▶ [Problem to work on]
Among the lines below, list those containing the string "Tools".
------ Input rows ------
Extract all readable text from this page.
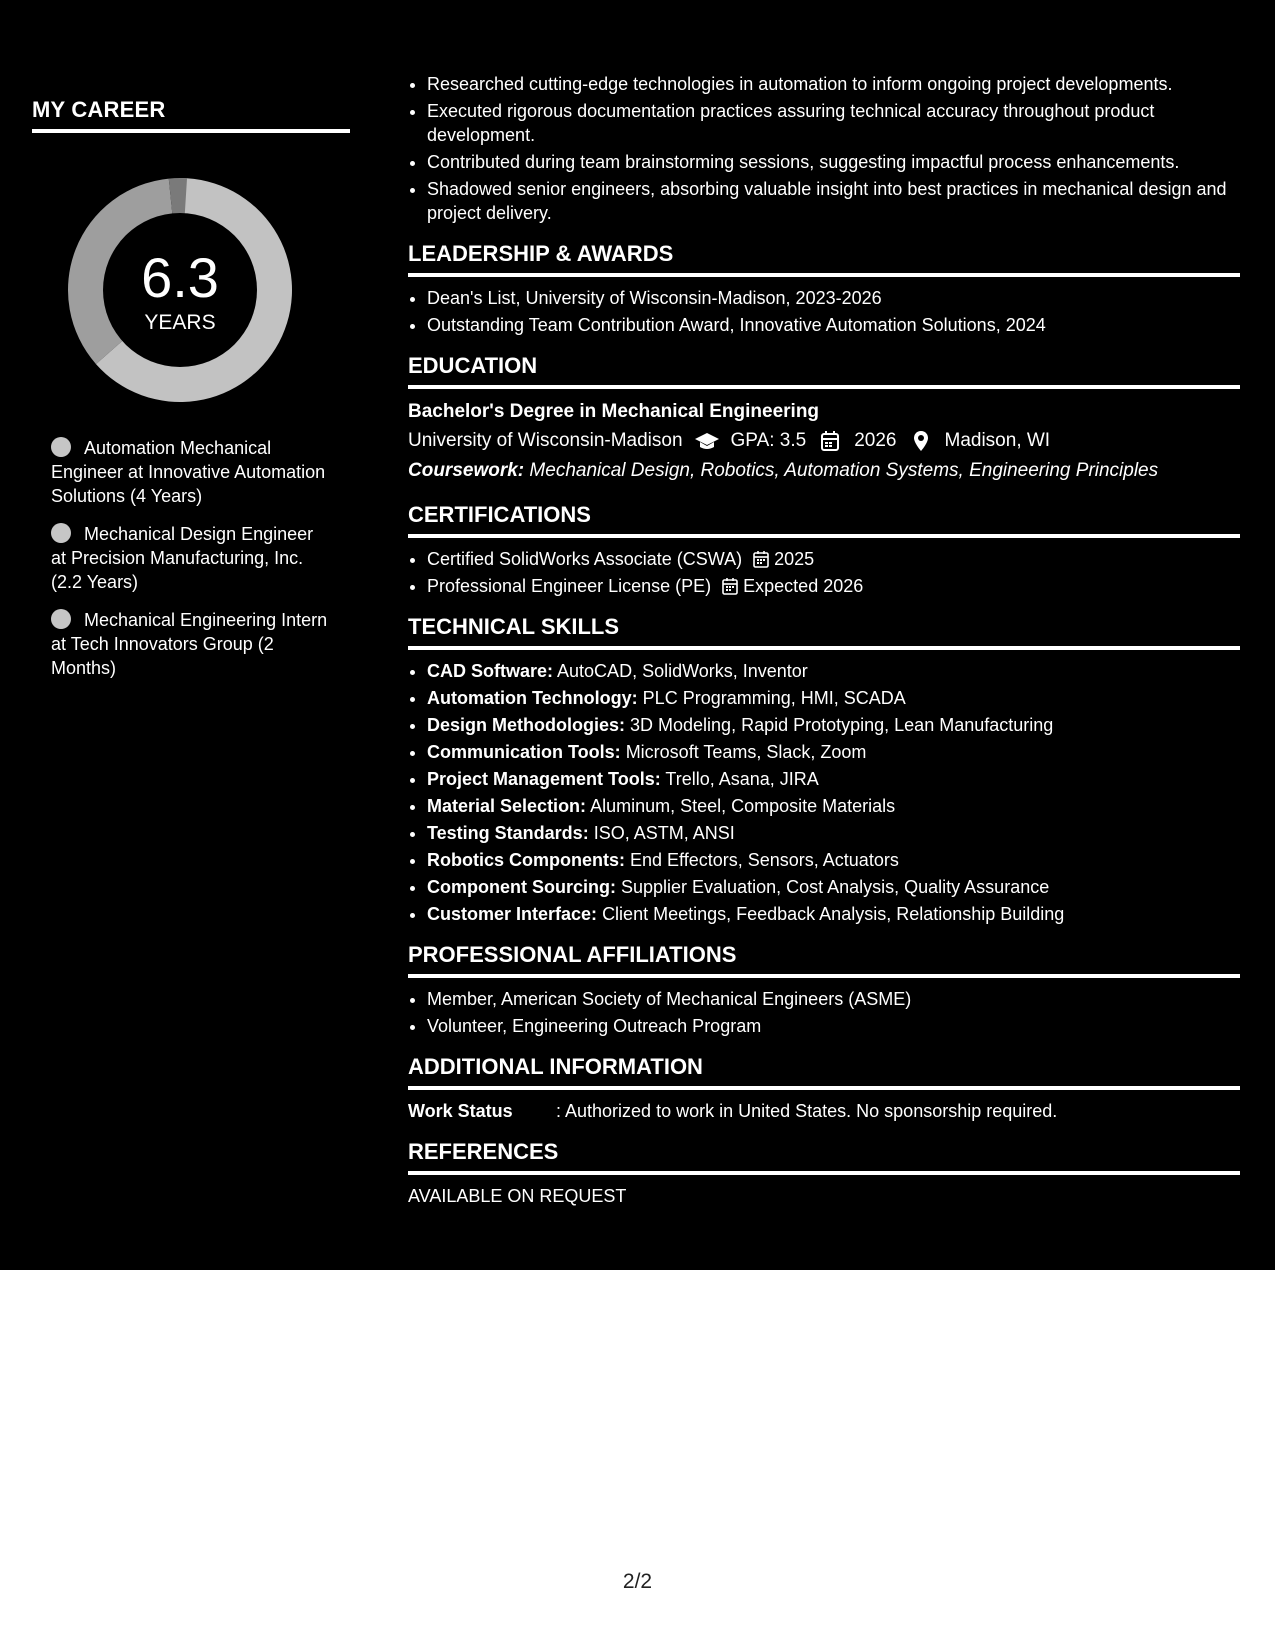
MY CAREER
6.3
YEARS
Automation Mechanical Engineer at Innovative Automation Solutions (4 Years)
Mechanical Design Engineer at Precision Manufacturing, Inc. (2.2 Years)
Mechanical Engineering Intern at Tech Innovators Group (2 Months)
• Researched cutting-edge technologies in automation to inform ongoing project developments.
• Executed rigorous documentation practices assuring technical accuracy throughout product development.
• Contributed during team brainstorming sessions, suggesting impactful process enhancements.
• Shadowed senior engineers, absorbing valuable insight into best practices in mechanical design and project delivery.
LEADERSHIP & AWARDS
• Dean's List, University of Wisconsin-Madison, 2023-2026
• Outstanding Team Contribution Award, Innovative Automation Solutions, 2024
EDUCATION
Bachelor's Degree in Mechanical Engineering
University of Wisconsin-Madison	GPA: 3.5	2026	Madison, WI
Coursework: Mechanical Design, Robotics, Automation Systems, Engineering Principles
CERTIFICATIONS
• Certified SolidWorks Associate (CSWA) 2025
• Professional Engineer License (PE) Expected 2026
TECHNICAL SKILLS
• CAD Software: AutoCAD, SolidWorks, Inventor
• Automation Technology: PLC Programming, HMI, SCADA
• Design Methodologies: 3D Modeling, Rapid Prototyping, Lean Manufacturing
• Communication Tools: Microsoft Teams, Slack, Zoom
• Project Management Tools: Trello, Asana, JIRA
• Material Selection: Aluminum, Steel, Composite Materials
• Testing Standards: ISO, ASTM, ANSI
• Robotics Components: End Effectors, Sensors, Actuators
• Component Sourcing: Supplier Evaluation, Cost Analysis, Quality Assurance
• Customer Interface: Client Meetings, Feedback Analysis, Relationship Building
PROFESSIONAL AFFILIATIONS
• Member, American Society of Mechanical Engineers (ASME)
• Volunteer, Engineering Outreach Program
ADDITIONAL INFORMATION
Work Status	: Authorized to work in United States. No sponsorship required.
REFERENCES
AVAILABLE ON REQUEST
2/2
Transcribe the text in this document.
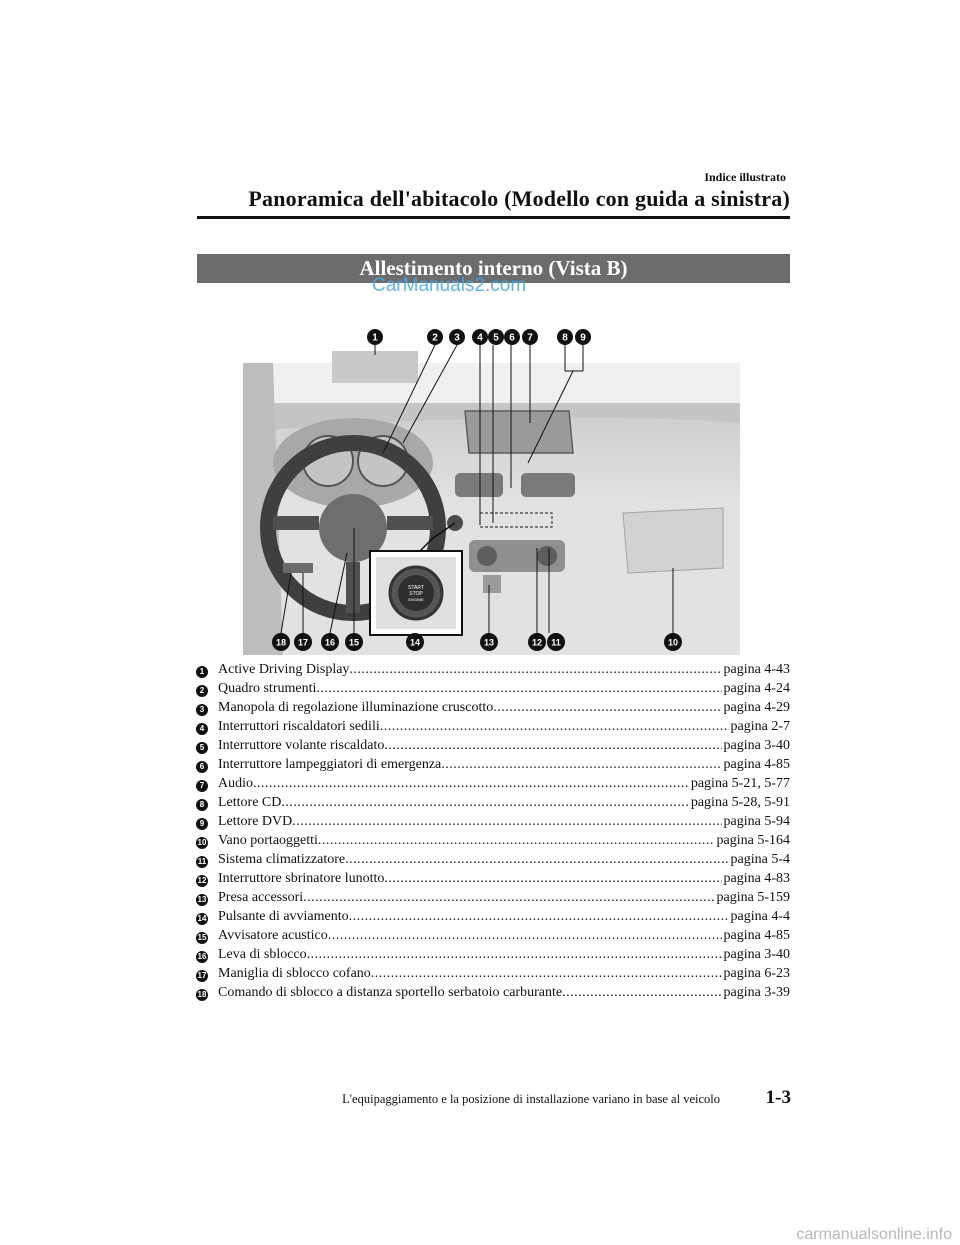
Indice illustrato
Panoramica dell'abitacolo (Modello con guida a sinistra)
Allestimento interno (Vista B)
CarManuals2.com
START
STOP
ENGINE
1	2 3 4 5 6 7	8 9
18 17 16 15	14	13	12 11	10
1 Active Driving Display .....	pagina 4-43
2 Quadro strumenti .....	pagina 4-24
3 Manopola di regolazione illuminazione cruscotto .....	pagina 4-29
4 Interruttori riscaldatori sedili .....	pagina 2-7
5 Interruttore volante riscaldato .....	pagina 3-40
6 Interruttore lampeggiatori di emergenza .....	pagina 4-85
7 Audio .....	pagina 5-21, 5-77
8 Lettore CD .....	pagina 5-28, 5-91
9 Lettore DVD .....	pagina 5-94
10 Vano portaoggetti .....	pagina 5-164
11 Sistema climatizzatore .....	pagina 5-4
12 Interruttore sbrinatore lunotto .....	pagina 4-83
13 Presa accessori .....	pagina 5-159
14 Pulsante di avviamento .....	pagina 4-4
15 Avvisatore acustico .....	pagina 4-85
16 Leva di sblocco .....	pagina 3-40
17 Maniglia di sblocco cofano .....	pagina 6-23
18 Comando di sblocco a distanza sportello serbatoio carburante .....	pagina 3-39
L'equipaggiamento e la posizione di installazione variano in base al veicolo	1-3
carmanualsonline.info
------
------ Input rows ------
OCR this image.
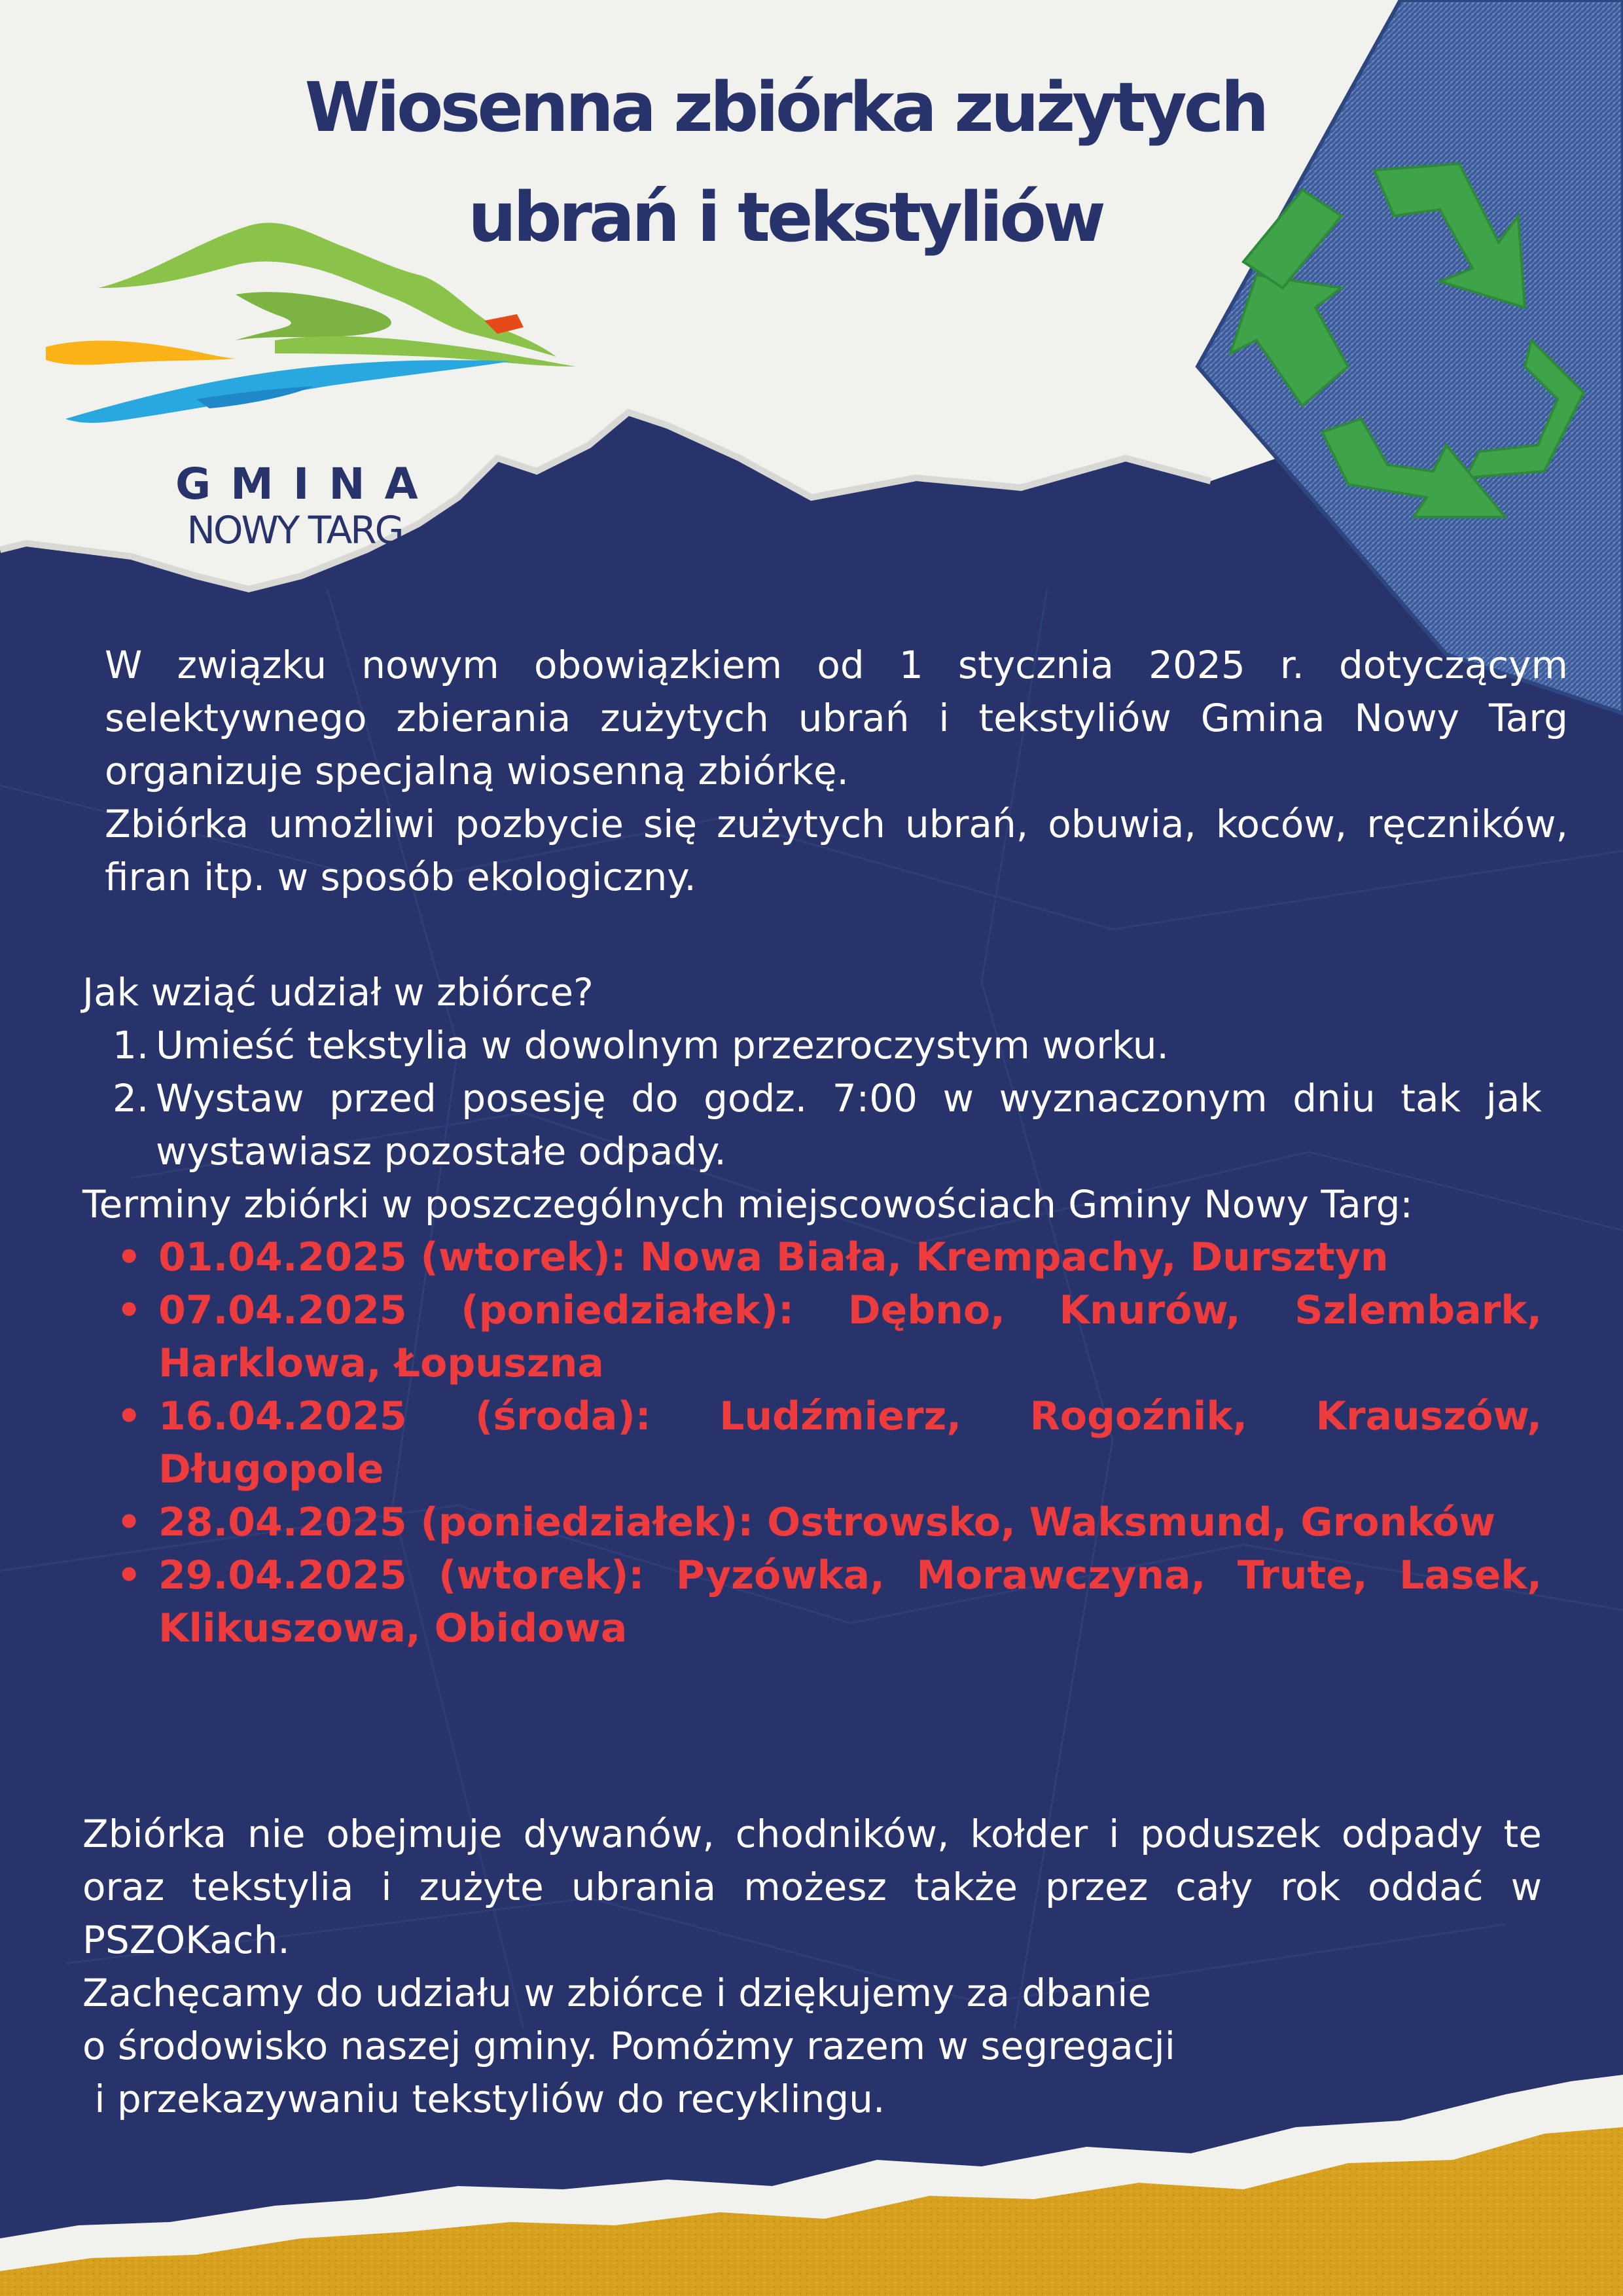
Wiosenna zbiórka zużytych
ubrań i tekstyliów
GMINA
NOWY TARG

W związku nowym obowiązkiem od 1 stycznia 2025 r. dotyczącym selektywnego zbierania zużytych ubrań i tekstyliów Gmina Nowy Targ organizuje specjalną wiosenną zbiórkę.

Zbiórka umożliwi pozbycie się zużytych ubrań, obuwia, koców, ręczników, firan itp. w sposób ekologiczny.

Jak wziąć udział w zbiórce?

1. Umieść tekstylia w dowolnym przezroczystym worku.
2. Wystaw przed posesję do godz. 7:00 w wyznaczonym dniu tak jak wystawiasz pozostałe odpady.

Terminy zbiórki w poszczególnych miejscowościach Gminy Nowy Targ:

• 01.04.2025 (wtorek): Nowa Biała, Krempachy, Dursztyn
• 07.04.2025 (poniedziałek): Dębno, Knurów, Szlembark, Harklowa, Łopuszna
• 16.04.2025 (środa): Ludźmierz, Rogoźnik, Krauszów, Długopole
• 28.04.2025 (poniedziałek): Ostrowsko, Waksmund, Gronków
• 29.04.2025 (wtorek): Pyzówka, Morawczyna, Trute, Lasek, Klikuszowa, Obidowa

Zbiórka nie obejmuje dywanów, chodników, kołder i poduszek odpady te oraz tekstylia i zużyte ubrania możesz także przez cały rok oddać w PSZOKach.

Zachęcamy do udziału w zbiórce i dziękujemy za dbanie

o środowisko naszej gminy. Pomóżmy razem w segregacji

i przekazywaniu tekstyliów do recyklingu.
------
------ Input rows ------
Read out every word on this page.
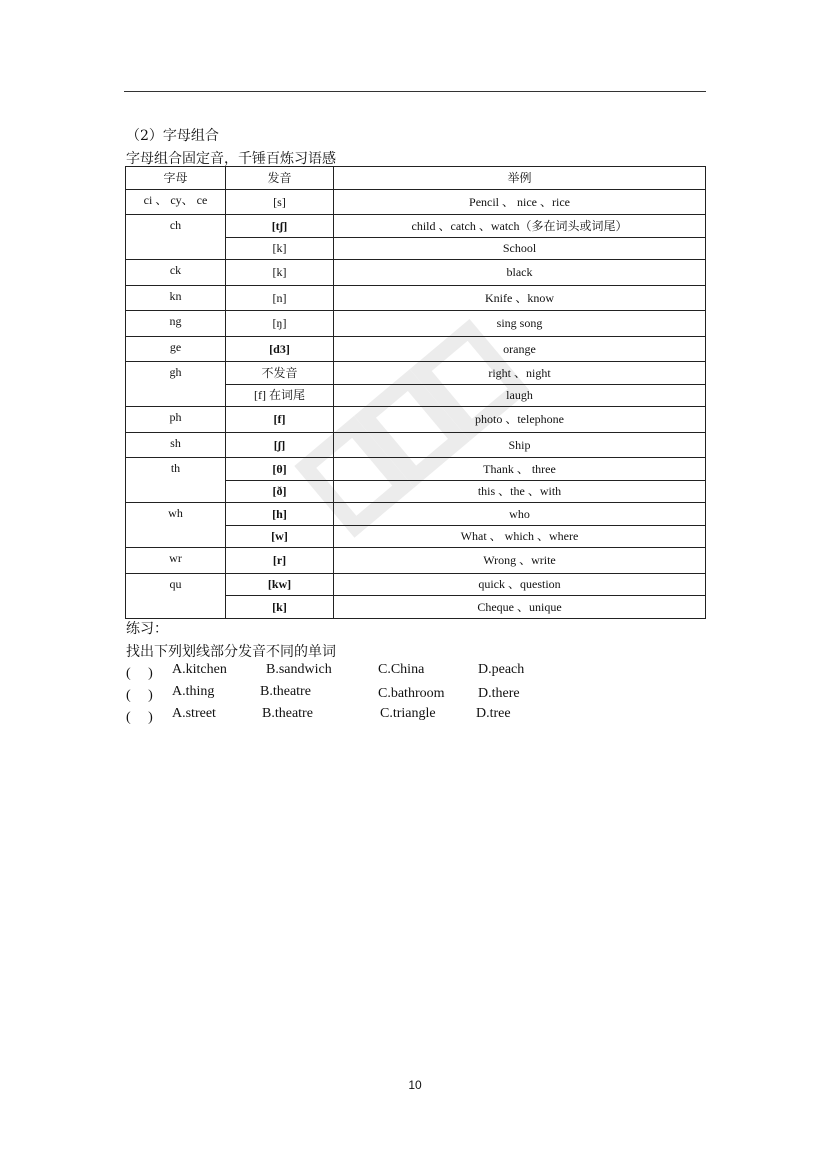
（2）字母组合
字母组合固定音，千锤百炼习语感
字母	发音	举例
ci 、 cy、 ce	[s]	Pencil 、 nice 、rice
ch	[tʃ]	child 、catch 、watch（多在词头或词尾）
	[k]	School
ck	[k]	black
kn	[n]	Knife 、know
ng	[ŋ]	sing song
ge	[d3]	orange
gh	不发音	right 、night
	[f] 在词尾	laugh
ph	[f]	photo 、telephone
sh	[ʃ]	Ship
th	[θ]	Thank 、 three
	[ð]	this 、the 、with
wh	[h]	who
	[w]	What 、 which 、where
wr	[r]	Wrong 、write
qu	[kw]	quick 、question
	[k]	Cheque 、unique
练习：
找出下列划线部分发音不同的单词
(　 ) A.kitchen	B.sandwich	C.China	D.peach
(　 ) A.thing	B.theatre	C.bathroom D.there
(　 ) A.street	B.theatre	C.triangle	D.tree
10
------
▶ [Answer below]
• Communication Tools: Microsoft Teams, Slack, Zoom
• Project Management Tools: Trello, Asana, JIRA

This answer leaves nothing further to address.